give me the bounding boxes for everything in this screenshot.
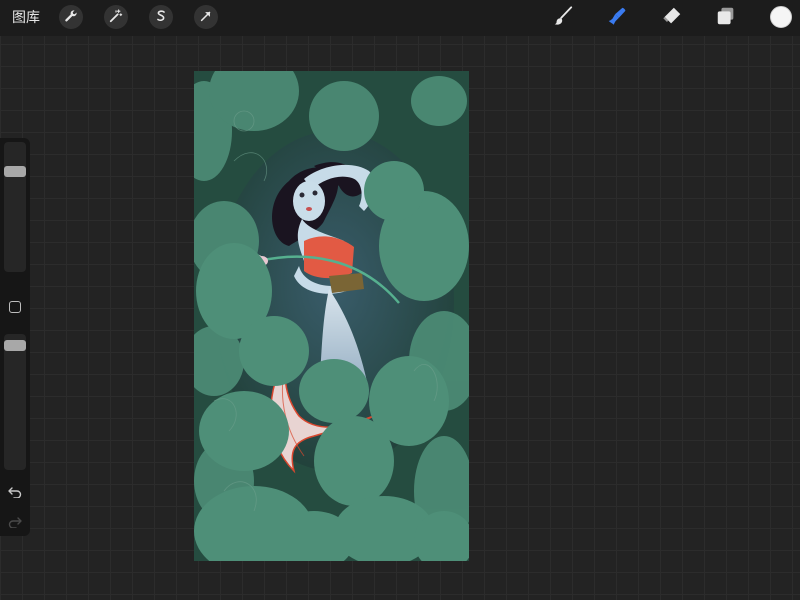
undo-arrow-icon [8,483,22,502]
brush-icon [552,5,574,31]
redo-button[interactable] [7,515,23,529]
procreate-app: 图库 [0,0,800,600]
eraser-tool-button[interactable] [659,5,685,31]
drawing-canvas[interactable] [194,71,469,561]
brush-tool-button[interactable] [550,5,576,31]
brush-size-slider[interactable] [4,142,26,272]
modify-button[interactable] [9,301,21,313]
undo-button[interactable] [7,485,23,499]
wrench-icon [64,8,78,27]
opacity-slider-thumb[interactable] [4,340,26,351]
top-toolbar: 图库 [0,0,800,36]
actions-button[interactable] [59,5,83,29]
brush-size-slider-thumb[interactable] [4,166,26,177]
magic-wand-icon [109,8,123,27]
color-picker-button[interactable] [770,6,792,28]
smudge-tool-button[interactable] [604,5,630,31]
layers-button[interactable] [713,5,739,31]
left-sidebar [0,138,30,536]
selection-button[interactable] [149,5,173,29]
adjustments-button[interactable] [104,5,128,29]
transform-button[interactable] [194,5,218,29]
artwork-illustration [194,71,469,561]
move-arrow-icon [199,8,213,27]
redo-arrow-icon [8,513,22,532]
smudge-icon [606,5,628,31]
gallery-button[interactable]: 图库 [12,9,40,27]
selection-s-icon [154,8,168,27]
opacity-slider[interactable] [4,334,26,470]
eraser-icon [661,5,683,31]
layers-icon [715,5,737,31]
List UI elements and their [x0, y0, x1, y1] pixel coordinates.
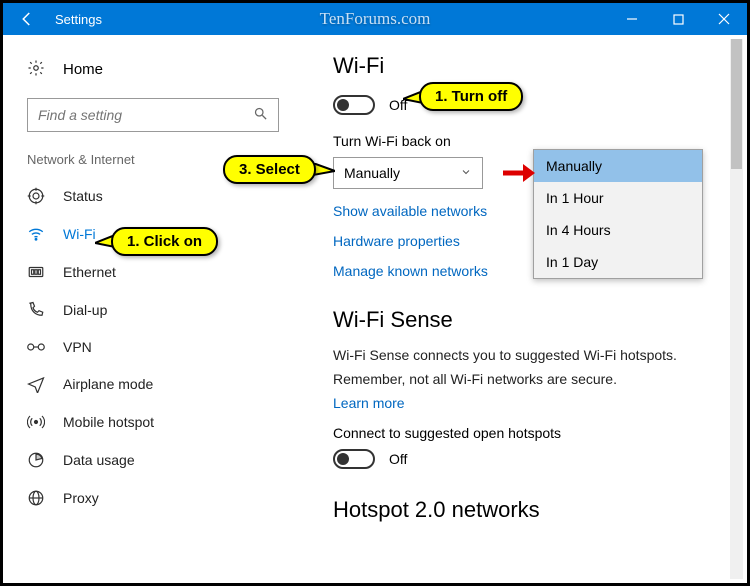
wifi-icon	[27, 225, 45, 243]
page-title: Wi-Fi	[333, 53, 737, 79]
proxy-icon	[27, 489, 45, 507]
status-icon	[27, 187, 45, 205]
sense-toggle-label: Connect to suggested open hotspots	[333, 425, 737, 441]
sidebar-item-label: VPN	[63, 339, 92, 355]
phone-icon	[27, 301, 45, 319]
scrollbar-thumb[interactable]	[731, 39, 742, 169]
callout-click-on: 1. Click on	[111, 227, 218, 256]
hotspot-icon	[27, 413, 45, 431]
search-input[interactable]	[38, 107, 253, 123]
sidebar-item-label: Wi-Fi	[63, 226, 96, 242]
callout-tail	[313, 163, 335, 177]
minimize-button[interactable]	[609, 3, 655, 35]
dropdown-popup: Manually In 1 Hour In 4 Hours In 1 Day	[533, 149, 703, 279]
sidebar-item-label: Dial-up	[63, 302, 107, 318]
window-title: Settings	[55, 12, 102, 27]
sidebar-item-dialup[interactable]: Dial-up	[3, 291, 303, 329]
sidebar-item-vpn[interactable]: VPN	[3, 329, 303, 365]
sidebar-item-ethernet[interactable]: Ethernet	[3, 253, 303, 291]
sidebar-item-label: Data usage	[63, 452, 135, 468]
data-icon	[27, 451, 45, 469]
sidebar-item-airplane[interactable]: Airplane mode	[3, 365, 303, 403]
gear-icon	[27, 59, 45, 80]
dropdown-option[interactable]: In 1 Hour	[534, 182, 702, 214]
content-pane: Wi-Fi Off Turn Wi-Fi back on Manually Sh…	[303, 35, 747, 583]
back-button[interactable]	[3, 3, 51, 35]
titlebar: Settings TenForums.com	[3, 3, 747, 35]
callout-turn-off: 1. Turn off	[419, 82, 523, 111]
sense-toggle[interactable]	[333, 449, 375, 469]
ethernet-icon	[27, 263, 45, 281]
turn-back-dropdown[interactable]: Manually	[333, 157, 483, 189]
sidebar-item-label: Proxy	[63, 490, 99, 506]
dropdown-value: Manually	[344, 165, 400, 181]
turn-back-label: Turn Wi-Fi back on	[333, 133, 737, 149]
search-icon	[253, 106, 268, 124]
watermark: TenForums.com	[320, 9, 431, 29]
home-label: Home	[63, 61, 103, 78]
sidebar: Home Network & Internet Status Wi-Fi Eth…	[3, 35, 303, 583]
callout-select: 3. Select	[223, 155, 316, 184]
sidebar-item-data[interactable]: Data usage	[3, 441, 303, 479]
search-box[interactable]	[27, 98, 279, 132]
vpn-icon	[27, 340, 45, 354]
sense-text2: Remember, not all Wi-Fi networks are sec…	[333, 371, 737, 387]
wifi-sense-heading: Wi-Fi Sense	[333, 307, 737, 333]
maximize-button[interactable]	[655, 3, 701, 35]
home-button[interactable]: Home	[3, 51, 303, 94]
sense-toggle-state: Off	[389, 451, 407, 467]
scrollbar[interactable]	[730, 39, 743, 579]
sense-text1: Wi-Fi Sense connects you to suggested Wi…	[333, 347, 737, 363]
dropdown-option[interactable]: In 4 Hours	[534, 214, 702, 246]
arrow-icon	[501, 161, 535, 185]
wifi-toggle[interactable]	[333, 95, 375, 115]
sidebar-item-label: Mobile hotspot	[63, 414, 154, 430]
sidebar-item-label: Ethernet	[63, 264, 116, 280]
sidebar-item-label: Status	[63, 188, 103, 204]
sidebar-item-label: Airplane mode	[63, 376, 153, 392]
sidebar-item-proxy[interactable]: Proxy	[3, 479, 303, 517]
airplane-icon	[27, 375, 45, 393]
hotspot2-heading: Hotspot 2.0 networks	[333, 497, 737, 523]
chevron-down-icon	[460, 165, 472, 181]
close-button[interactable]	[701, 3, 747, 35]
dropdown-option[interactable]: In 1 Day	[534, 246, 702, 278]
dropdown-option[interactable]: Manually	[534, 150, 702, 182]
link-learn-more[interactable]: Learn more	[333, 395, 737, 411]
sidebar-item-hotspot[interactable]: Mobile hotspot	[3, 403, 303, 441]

--

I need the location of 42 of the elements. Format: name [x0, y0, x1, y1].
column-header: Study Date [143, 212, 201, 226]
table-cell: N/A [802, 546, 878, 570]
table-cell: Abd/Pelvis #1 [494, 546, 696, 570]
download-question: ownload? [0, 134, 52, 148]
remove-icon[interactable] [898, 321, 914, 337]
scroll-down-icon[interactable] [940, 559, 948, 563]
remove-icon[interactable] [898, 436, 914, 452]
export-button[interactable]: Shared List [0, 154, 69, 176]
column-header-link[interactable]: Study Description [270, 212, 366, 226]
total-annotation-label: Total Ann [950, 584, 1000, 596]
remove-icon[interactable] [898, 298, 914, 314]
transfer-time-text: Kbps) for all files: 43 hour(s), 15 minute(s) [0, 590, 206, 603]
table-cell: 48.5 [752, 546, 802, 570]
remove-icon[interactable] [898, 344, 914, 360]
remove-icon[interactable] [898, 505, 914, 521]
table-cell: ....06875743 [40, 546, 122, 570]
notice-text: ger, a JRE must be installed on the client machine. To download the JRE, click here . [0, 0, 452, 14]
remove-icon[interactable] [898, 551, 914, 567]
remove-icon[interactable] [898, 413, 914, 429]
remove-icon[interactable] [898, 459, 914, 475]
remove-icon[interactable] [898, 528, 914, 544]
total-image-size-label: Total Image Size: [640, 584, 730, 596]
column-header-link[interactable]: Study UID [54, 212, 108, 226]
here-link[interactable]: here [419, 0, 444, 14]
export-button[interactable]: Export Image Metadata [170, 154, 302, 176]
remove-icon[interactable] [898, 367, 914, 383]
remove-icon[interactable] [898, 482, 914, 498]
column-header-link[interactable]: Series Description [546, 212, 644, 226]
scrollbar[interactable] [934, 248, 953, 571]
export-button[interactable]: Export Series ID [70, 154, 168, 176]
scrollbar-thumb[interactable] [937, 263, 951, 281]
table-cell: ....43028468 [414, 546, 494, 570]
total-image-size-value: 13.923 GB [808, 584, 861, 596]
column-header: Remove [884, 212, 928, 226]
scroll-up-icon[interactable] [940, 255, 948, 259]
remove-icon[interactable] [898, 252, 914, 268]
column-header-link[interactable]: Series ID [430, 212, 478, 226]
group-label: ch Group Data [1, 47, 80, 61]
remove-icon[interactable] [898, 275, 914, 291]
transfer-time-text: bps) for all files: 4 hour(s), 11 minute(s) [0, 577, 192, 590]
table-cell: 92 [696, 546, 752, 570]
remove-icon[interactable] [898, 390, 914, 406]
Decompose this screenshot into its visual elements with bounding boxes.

--

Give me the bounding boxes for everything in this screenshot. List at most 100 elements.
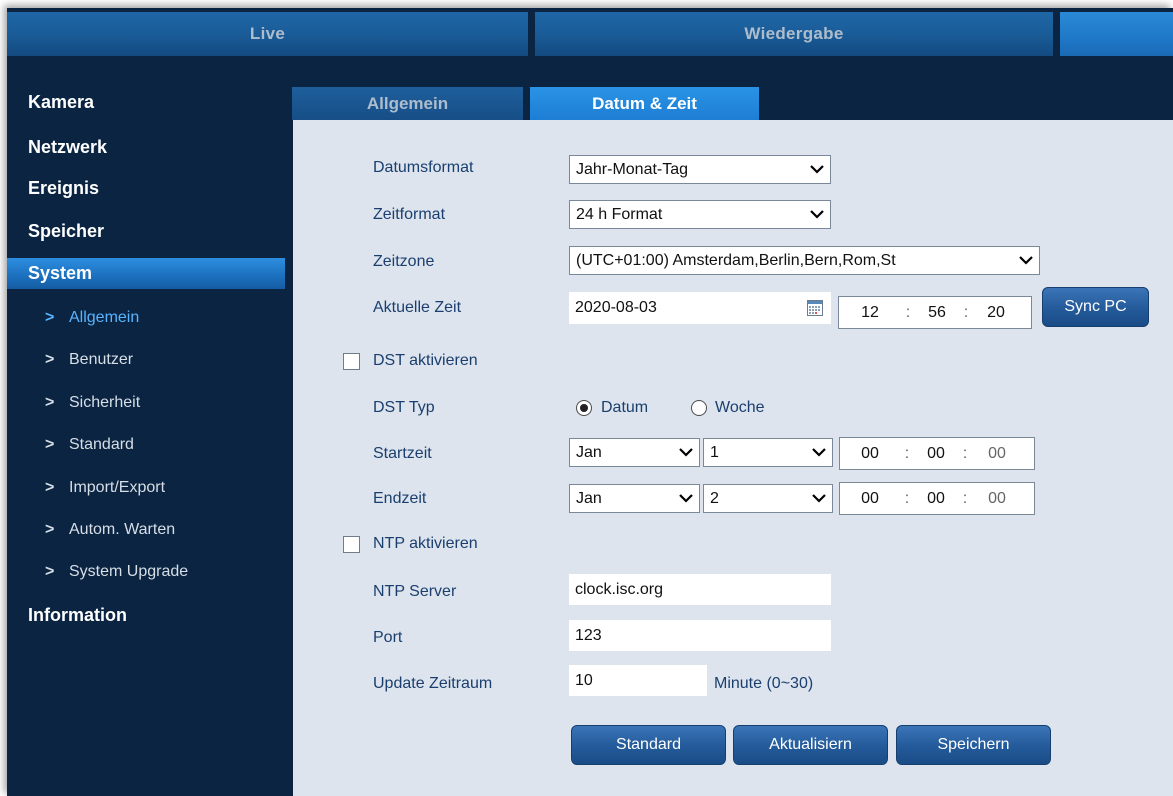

--

### [EXERCISE OBJECTIVE]
Rewrite the material from the line containing "List UI elements" through the line containing "451, 45, 469]", changing "sidebar-item-label" to "nav-item-label" and keeping everything else the same. Leave out the pictures.

### [SOLUTION]
List UI elements and their [x0, y0, x1, y1] pixel coordinates.
wifi-icon	[27, 225, 45, 243]
page-title: Wi-Fi	[333, 53, 737, 79]
proxy-icon	[27, 489, 45, 507]
status-icon	[27, 187, 45, 205]
sense-toggle-label: Connect to suggested open hotspots	[333, 425, 737, 441]
nav-item-label: VPN	[63, 339, 92, 355]
phone-icon	[27, 301, 45, 319]
scrollbar-thumb[interactable]	[731, 39, 742, 169]
callout-click-on: 1. Click on	[111, 227, 218, 256]
hotspot-icon	[27, 413, 45, 431]
search-input[interactable]	[38, 107, 253, 123]
nav-item-label: Wi-Fi	[63, 226, 96, 242]
callout-tail	[313, 163, 335, 177]
minimize-button[interactable]	[609, 3, 655, 35]
dropdown-popup: Manually In 1 Hour In 4 Hours In 1 Day	[533, 149, 703, 279]
nav-item-label: Dial-up	[63, 302, 107, 318]
window-title: Settings	[55, 12, 102, 27]
sidebar-item-dialup[interactable]: Dial-up	[3, 291, 303, 329]
sidebar-item-vpn[interactable]: VPN	[3, 329, 303, 365]
sidebar-item-ethernet[interactable]: Ethernet	[3, 253, 303, 291]
nav-item-label: Data usage	[63, 452, 135, 468]
data-icon	[27, 451, 45, 469]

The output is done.